# WRITTEN EXERCISE
Locate the string "Association" in the listing below. Copy every line where it is found.

Stored entries:
----
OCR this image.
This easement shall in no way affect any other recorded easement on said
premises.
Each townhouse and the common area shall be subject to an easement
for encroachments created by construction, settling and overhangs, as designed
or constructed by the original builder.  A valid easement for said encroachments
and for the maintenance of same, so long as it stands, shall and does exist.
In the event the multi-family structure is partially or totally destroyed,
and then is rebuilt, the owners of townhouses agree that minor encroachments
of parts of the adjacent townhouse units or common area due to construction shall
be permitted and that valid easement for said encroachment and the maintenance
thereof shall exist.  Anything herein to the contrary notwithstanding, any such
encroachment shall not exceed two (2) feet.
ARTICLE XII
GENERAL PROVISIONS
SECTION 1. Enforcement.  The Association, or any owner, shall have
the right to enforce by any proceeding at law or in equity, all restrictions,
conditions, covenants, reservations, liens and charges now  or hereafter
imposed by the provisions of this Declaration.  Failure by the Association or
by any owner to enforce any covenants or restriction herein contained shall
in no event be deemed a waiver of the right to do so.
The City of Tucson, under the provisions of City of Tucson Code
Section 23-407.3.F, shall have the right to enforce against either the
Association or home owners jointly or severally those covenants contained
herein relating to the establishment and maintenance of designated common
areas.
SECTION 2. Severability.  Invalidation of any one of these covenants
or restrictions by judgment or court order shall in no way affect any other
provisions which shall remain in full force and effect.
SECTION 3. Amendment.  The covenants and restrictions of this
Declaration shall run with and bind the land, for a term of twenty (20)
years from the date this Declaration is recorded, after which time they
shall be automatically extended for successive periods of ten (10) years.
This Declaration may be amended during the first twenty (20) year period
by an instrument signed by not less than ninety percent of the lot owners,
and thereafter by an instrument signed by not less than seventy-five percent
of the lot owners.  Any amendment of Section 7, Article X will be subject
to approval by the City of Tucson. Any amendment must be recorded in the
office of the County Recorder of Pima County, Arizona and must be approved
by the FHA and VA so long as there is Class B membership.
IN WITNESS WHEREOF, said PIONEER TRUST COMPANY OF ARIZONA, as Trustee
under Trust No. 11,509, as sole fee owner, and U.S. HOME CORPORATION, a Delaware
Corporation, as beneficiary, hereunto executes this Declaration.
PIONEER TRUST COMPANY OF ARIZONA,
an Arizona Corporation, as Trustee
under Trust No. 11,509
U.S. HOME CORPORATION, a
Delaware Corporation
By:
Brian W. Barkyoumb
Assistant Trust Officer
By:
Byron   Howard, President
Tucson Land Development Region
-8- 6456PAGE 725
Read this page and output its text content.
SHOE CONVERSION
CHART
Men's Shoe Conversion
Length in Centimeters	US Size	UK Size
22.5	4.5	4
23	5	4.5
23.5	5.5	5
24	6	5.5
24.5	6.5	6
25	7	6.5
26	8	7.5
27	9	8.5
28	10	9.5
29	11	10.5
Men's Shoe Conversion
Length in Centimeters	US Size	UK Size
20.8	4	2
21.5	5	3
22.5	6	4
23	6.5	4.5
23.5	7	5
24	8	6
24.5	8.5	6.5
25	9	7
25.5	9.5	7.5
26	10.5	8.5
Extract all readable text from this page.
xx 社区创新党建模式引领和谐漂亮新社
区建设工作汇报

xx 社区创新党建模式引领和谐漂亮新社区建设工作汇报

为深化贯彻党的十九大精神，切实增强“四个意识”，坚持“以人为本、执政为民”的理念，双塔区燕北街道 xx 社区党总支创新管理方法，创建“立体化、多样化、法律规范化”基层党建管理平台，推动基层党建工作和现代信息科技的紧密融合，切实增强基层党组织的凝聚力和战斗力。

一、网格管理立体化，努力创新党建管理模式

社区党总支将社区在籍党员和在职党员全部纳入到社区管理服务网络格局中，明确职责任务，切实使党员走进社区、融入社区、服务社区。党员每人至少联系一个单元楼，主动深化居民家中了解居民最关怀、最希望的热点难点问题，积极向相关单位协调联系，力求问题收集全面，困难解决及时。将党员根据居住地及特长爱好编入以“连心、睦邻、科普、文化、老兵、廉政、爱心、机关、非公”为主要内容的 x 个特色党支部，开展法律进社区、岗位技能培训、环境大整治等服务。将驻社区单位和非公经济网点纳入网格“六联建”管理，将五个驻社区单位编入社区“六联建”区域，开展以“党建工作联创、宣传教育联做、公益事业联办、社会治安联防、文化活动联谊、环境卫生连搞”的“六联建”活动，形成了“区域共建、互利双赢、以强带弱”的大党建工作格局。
----
# RESULT OF THIS EXERCISE
SECTION 1. Enforcement.  The Association, or any owner, shall have
imposed by the provisions of this Declaration.  Failure by the Association or
Association or home owners jointly or severally those covenants contained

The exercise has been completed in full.